Stated goal
Copy the lines from the start of the records through the line containing "section-heading: 第Ⅰ部分 单选题（100题）: [492, 438, 782, 467]", with both ends included, without any changes.
-- START --
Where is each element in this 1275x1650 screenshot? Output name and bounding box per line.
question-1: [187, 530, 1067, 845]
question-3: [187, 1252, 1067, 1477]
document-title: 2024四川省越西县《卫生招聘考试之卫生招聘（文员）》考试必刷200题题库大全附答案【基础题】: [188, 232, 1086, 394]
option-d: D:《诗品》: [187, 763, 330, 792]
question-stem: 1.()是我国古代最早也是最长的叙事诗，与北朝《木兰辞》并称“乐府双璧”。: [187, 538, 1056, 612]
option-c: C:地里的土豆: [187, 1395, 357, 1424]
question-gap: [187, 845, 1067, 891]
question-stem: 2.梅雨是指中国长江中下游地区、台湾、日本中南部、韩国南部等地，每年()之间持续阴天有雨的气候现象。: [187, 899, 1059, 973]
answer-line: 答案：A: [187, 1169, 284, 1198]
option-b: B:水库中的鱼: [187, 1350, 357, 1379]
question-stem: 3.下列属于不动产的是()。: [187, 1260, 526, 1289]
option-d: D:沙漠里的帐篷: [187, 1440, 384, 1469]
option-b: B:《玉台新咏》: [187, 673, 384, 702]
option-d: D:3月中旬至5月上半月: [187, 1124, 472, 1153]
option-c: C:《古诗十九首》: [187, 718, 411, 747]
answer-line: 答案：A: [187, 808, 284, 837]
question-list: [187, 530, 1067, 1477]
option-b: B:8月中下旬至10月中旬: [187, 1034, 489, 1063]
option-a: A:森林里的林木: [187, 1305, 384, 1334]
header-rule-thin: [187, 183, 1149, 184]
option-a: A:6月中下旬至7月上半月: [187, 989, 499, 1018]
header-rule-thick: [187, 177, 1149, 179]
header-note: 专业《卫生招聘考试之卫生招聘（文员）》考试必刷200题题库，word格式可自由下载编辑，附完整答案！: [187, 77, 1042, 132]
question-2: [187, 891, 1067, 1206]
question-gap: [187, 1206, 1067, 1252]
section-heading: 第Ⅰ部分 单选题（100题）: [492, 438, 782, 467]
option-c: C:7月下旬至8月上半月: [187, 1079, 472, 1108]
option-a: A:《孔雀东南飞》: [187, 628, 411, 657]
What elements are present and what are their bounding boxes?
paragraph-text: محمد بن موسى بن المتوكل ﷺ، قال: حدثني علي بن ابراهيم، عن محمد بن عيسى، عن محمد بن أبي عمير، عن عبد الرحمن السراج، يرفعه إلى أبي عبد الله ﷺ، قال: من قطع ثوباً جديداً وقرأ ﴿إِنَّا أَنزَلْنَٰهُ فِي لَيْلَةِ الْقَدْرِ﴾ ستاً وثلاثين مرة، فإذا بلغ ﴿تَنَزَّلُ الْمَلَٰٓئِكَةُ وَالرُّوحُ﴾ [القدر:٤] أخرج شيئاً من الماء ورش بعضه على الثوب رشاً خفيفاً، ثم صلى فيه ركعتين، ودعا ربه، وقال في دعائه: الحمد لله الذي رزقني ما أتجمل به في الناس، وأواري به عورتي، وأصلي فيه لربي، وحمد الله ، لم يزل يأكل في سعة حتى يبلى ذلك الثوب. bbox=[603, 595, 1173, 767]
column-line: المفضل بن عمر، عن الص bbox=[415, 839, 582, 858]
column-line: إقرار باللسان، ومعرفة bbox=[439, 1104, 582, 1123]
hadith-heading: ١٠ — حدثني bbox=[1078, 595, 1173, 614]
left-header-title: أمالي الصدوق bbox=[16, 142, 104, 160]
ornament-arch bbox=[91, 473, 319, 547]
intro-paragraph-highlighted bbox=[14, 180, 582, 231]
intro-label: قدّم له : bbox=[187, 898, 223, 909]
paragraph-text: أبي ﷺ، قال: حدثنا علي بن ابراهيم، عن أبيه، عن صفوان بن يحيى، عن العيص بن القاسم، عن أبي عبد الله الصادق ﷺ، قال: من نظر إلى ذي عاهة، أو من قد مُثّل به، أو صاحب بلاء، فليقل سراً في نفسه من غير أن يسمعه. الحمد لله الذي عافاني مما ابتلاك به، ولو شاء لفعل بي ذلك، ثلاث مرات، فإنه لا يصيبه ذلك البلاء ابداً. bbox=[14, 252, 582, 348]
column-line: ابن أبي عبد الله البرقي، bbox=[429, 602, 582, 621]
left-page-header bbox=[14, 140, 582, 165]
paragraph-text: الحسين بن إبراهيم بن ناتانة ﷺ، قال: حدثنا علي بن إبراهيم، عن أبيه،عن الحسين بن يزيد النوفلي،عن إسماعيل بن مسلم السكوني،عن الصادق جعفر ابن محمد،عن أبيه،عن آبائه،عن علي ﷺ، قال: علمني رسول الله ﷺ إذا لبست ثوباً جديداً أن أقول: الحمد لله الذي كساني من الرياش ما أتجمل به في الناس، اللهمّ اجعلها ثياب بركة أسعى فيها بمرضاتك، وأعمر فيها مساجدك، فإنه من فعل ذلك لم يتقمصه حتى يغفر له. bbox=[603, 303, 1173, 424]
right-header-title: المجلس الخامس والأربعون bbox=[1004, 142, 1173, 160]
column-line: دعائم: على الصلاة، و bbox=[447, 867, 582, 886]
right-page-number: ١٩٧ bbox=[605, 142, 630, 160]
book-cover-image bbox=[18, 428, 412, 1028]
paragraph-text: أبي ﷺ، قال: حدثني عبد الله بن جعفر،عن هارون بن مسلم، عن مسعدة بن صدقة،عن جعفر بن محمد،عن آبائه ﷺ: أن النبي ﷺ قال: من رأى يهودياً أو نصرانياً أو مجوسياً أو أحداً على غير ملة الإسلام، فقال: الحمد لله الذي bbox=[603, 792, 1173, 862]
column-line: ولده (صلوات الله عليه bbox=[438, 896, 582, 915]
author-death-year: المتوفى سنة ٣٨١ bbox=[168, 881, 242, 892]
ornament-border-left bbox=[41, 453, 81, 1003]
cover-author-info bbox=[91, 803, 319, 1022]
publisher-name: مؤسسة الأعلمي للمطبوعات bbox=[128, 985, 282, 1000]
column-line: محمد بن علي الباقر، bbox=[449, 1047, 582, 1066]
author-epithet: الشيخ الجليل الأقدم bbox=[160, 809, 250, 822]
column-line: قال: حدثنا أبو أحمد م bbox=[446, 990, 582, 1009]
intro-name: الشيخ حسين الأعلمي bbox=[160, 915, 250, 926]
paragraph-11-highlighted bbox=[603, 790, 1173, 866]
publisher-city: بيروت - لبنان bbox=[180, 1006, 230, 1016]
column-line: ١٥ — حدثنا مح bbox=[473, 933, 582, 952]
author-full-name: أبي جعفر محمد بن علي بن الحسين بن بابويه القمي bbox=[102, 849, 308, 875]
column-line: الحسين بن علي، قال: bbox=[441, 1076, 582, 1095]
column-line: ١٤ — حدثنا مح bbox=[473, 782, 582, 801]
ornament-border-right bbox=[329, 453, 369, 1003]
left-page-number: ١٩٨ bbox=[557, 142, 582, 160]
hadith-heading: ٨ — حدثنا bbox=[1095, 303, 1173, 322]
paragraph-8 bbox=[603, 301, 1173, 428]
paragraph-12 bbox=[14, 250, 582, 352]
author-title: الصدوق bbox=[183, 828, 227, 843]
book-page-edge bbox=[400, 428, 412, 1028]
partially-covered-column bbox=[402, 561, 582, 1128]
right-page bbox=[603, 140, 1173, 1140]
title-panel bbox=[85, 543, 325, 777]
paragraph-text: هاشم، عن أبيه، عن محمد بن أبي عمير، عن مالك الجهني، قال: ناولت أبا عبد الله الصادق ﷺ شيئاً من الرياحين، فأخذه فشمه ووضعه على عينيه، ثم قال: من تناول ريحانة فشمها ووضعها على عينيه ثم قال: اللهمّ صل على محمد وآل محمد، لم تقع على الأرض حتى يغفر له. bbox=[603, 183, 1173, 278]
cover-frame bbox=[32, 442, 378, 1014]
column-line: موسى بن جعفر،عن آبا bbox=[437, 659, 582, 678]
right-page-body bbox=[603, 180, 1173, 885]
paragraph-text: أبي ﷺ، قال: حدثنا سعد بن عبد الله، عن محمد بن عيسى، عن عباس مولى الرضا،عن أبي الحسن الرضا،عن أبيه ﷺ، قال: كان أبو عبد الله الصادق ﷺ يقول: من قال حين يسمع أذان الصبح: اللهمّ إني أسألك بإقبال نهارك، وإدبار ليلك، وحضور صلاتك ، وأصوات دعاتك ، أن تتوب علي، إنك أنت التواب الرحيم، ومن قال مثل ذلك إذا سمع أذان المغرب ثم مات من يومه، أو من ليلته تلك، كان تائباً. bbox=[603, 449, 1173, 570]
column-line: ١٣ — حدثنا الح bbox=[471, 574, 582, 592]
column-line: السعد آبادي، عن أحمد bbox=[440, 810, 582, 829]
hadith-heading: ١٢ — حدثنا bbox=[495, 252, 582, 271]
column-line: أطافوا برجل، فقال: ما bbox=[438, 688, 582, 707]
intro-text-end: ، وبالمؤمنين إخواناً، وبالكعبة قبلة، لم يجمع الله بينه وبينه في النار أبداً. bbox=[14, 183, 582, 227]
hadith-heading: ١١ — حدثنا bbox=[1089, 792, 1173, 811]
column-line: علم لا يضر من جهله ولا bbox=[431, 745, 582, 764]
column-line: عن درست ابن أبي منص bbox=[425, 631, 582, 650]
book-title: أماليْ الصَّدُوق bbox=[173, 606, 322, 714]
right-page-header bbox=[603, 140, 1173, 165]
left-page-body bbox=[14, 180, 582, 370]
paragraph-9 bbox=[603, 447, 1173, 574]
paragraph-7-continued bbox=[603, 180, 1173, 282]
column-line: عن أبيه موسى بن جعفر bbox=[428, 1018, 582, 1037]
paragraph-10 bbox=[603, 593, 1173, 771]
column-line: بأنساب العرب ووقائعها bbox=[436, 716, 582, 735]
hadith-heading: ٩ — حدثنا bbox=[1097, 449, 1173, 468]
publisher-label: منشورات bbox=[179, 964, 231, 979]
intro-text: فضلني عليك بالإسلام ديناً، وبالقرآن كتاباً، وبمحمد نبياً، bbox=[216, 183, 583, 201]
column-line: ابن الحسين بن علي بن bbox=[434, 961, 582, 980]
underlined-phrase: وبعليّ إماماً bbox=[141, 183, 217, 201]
-- END --
Task answer
Where is each element in this 1275x1650 screenshot? Output name and bounding box per line.
question-1: [187, 530, 1067, 845]
question-3: [187, 1252, 1067, 1477]
document-title: 2024四川省越西县《卫生招聘考试之卫生招聘（文员）》考试必刷200题题库大全附答案【基础题】: [188, 232, 1086, 394]
option-d: D:《诗品》: [187, 763, 330, 792]
question-stem: 1.()是我国古代最早也是最长的叙事诗，与北朝《木兰辞》并称“乐府双璧”。: [187, 538, 1056, 612]
option-c: C:地里的土豆: [187, 1395, 357, 1424]
question-gap: [187, 845, 1067, 891]
question-stem: 2.梅雨是指中国长江中下游地区、台湾、日本中南部、韩国南部等地，每年()之间持续阴天有雨的气候现象。: [187, 899, 1059, 973]
answer-line: 答案：A: [187, 1169, 284, 1198]
option-b: B:水库中的鱼: [187, 1350, 357, 1379]
question-stem: 3.下列属于不动产的是()。: [187, 1260, 526, 1289]
option-d: D:沙漠里的帐篷: [187, 1440, 384, 1469]
option-b: B:《玉台新咏》: [187, 673, 384, 702]
option-d: D:3月中旬至5月上半月: [187, 1124, 472, 1153]
option-c: C:《古诗十九首》: [187, 718, 411, 747]
answer-line: 答案：A: [187, 808, 284, 837]
question-list: [187, 530, 1067, 1477]
option-b: B:8月中下旬至10月中旬: [187, 1034, 489, 1063]
option-a: A:森林里的林木: [187, 1305, 384, 1334]
header-rule-thin: [187, 183, 1149, 184]
option-a: A:6月中下旬至7月上半月: [187, 989, 499, 1018]
header-rule-thick: [187, 177, 1149, 179]
header-note: 专业《卫生招聘考试之卫生招聘（文员）》考试必刷200题题库，word格式可自由下载编辑，附完整答案！: [187, 77, 1042, 132]
question-2: [187, 891, 1067, 1206]
question-gap: [187, 1206, 1067, 1252]
section-heading: 第Ⅰ部分 单选题（100题）: [492, 438, 782, 467]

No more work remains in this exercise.